> Work to do: You are to retype all of the data exactly as it appears.

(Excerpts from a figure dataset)
■ ■ ■

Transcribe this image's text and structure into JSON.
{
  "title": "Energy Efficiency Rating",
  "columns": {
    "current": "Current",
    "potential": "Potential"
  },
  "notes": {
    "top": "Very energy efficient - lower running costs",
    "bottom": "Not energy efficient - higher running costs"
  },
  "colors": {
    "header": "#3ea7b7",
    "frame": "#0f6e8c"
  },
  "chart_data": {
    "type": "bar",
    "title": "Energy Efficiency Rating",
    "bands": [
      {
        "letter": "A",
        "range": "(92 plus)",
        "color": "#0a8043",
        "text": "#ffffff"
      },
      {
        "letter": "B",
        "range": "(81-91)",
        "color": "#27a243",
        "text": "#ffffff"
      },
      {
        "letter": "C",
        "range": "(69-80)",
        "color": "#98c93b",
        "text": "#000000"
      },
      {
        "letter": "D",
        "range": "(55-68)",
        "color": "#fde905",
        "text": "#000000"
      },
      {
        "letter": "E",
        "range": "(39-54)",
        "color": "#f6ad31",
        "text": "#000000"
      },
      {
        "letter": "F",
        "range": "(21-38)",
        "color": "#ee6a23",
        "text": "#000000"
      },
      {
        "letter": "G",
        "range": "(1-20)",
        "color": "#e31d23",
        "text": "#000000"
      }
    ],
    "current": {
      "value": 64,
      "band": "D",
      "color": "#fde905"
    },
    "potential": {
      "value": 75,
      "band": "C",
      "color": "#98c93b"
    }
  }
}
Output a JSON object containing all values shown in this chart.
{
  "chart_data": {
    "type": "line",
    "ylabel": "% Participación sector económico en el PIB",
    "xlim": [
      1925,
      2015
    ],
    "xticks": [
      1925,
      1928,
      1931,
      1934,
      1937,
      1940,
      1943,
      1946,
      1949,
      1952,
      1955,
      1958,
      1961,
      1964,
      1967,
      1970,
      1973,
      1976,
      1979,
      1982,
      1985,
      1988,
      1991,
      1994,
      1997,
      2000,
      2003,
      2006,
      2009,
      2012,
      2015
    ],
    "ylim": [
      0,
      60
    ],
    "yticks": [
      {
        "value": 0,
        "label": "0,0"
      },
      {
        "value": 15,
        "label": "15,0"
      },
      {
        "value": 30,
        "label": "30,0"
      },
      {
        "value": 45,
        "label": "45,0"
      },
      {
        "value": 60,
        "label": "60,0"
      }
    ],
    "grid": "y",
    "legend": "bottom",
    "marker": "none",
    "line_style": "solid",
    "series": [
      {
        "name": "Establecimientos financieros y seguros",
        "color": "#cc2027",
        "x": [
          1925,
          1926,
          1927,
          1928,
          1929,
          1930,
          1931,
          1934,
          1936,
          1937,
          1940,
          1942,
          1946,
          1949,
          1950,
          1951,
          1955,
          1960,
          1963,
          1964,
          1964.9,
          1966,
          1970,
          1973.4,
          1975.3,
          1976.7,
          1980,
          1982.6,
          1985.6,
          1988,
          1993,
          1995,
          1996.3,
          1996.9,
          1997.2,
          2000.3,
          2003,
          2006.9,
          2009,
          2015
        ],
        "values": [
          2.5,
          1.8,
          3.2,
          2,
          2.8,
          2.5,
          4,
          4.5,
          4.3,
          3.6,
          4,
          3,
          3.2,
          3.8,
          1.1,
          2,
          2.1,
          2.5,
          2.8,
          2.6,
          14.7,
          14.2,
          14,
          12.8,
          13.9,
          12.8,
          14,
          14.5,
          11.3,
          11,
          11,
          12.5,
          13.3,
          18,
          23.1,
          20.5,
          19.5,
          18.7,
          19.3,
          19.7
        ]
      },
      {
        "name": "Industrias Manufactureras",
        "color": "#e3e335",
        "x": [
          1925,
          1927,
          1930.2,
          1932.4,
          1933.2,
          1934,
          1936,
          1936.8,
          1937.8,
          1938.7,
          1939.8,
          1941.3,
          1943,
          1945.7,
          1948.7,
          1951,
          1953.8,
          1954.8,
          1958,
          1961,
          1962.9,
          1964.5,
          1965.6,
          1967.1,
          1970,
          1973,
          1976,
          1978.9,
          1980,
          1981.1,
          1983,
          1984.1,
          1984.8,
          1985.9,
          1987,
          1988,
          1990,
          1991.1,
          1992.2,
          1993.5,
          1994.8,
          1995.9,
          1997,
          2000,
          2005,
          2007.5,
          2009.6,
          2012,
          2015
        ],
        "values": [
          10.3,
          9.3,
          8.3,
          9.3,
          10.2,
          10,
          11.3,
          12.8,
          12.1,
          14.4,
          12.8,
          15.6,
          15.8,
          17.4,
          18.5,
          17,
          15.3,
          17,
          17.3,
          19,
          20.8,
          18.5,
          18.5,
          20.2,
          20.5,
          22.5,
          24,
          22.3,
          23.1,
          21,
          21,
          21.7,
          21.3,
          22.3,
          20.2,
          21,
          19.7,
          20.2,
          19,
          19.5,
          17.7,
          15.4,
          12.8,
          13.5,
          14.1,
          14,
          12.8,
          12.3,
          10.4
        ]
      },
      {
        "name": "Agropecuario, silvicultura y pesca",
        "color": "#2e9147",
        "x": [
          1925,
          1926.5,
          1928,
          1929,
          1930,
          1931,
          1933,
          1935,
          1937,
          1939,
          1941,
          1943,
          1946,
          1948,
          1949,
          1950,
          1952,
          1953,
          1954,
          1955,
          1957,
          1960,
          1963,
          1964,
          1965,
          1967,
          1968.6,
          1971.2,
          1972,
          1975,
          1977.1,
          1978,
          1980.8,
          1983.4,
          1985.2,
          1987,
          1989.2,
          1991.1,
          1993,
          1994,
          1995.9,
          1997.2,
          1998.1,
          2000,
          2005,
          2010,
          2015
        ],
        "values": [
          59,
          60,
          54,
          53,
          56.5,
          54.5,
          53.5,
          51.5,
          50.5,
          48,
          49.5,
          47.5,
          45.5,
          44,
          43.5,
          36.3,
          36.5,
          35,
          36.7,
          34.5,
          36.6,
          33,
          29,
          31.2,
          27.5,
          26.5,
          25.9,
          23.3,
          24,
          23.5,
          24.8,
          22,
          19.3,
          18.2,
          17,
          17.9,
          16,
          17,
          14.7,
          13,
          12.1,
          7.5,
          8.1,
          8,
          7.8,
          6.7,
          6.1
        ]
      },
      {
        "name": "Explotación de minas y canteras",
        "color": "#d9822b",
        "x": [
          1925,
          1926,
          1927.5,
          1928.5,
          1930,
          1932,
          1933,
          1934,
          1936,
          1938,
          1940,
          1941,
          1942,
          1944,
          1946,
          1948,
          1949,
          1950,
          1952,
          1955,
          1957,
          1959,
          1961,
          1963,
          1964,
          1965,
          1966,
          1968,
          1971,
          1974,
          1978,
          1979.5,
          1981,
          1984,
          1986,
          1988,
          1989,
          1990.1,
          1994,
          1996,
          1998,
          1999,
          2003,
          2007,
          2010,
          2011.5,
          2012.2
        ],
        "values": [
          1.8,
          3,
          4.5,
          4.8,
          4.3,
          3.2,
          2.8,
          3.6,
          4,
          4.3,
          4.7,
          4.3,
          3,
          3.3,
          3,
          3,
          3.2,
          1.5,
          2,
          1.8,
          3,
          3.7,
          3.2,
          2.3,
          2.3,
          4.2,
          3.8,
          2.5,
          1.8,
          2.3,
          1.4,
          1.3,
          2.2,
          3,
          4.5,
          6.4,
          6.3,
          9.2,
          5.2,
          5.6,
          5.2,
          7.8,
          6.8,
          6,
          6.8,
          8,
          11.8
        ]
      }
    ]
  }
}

■ ■ ■

> Correct result:
Transcribe this image's text and structure into JSON.
{
  "title": "Energy Efficiency Rating",
  "columns": {
    "current": "Current",
    "potential": "Potential"
  },
  "notes": {
    "top": "Very energy efficient - lower running costs",
    "bottom": "Not energy efficient - higher running costs"
  },
  "colors": {
    "header": "#3ea7b7",
    "frame": "#0f6e8c"
  },
  "chart_data": {
    "type": "bar",
    "title": "Energy Efficiency Rating",
    "bands": [
      {
        "letter": "A",
        "range": "(92 plus)",
        "color": "#0a8043",
        "text": "#ffffff"
      },
      {
        "letter": "B",
        "range": "(81-91)",
        "color": "#27a243",
        "text": "#ffffff"
      },
      {
        "letter": "C",
        "range": "(69-80)",
        "color": "#98c93b",
        "text": "#000000"
      },
      {
        "letter": "D",
        "range": "(55-68)",
        "color": "#fde905",
        "text": "#000000"
      },
      {
        "letter": "E",
        "range": "(39-54)",
        "color": "#f6ad31",
        "text": "#000000"
      },
      {
        "letter": "F",
        "range": "(21-38)",
        "color": "#ee6a23",
        "text": "#000000"
      },
      {
        "letter": "G",
        "range": "(1-20)",
        "color": "#e31d23",
        "text": "#000000"
      }
    ],
    "current": {
      "value": 64,
      "band": "D",
      "color": "#fde905"
    },
    "potential": {
      "value": 75,
      "band": "C",
      "color": "#98c93b"
    }
  }
}
Output a JSON object containing all values shown in this chart.
{
  "chart_data": {
    "type": "line",
    "ylabel": "% Participación sector económico en el PIB",
    "xlim": [
      1925,
      2015
    ],
    "xticks": [
      1925,
      1928,
      1931,
      1934,
      1937,
      1940,
      1943,
      1946,
      1949,
      1952,
      1955,
      1958,
      1961,
      1964,
      1967,
      1970,
      1973,
      1976,
      1979,
      1982,
      1985,
      1988,
      1991,
      1994,
      1997,
      2000,
      2003,
      2006,
      2009,
      2012,
      2015
    ],
    "ylim": [
      0,
      60
    ],
    "yticks": [
      {
        "value": 0,
        "label": "0,0"
      },
      {
        "value": 15,
        "label": "15,0"
      },
      {
        "value": 30,
        "label": "30,0"
      },
      {
        "value": 45,
        "label": "45,0"
      },
      {
        "value": 60,
        "label": "60,0"
      }
    ],
    "grid": "y",
    "legend": "bottom",
    "marker": "none",
    "line_style": "solid",
    "series": [
      {
        "name": "Establecimientos financieros y seguros",
        "color": "#cc2027",
        "x": [
          1925,
          1926,
          1927,
          1928,
          1929,
          1930,
          1931,
          1934,
          1936,
          1937,
          1940,
          1942,
          1946,
          1949,
          1950,
          1951,
          1955,
          1960,
          1963,
          1964,
          1964.9,
          1966,
          1970,
          1973.4,
          1975.3,
          1976.7,
          1980,
          1982.6,
          1985.6,
          1988,
          1993,
          1995,
          1996.3,
          1996.9,
          1997.2,
          2000.3,
          2003,
          2006.9,
          2009,
          2015
        ],
        "values": [
          2.5,
          1.8,
          3.2,
          2,
          2.8,
          2.5,
          4,
          4.5,
          4.3,
          3.6,
          4,
          3,
          3.2,
          3.8,
          1.1,
          2,
          2.1,
          2.5,
          2.8,
          2.6,
          14.7,
          14.2,
          14,
          12.8,
          13.9,
          12.8,
          14,
          14.5,
          11.3,
          11,
          11,
          12.5,
          13.3,
          18,
          23.1,
          20.5,
          19.5,
          18.7,
          19.3,
          19.7
        ]
      },
      {
        "name": "Industrias Manufactureras",
        "color": "#e3e335",
        "x": [
          1925,
          1927,
          1930.2,
          1932.4,
          1933.2,
          1934,
          1936,
          1936.8,
          1937.8,
          1938.7,
          1939.8,
          1941.3,
          1943,
          1945.7,
          1948.7,
          1951,
          1953.8,
          1954.8,
          1958,
          1961,
          1962.9,
          1964.5,
          1965.6,
          1967.1,
          1970,
          1973,
          1976,
          1978.9,
          1980,
          1981.1,
          1983,
          1984.1,
          1984.8,
          1985.9,
          1987,
          1988,
          1990,
          1991.1,
          1992.2,
          1993.5,
          1994.8,
          1995.9,
          1997,
          2000,
          2005,
          2007.5,
          2009.6,
          2012,
          2015
        ],
        "values": [
          10.3,
          9.3,
          8.3,
          9.3,
          10.2,
          10,
          11.3,
          12.8,
          12.1,
          14.4,
          12.8,
          15.6,
          15.8,
          17.4,
          18.5,
          17,
          15.3,
          17,
          17.3,
          19,
          20.8,
          18.5,
          18.5,
          20.2,
          20.5,
          22.5,
          24,
          22.3,
          23.1,
          21,
          21,
          21.7,
          21.3,
          22.3,
          20.2,
          21,
          19.7,
          20.2,
          19,
          19.5,
          17.7,
          15.4,
          12.8,
          13.5,
          14.1,
          14,
          12.8,
          12.3,
          10.4
        ]
      },
      {
        "name": "Agropecuario, silvicultura y pesca",
        "color": "#2e9147",
        "x": [
          1925,
          1926.5,
          1928,
          1929,
          1930,
          1931,
          1933,
          1935,
          1937,
          1939,
          1941,
          1943,
          1946,
          1948,
          1949,
          1950,
          1952,
          1953,
          1954,
          1955,
          1957,
          1960,
          1963,
          1964,
          1965,
          1967,
          1968.6,
          1971.2,
          1972,
          1975,
          1977.1,
          1978,
          1980.8,
          1983.4,
          1985.2,
          1987,
          1989.2,
          1991.1,
          1993,
          1994,
          1995.9,
          1997.2,
          1998.1,
          2000,
          2005,
          2010,
          2015
        ],
        "values": [
          59,
          60,
          54,
          53,
          56.5,
          54.5,
          53.5,
          51.5,
          50.5,
          48,
          49.5,
          47.5,
          45.5,
          44,
          43.5,
          36.3,
          36.5,
          35,
          36.7,
          34.5,
          36.6,
          33,
          29,
          31.2,
          27.5,
          26.5,
          25.9,
          23.3,
          24,
          23.5,
          24.8,
          22,
          19.3,
          18.2,
          17,
          17.9,
          16,
          17,
          14.7,
          13,
          12.1,
          7.5,
          8.1,
          8,
          7.8,
          6.7,
          6.1
        ]
      },
      {
        "name": "Explotación de minas y canteras",
        "color": "#d9822b",
        "x": [
          1925,
          1926,
          1927.5,
          1928.5,
          1930,
          1932,
          1933,
          1934,
          1936,
          1938,
          1940,
          1941,
          1942,
          1944,
          1946,
          1948,
          1949,
          1950,
          1952,
          1955,
          1957,
          1959,
          1961,
          1963,
          1964,
          1965,
          1966,
          1968,
          1971,
          1974,
          1978,
          1979.5,
          1981,
          1984,
          1986,
          1988,
          1989,
          1990.1,
          1994,
          1996,
          1998,
          1999,
          2003,
          2007,
          2010,
          2011.5,
          2012.2
        ],
        "values": [
          1.8,
          3,
          4.5,
          4.8,
          4.3,
          3.2,
          2.8,
          3.6,
          4,
          4.3,
          4.7,
          4.3,
          3,
          3.3,
          3,
          3,
          3.2,
          1.5,
          2,
          1.8,
          3,
          3.7,
          3.2,
          2.3,
          2.3,
          4.2,
          3.8,
          2.5,
          1.8,
          2.3,
          1.4,
          1.3,
          2.2,
          3,
          4.5,
          6.4,
          6.3,
          9.2,
          5.2,
          5.6,
          5.2,
          7.8,
          6.8,
          6,
          6.8,
          8,
          11.8
        ]
      }
    ]
  }
}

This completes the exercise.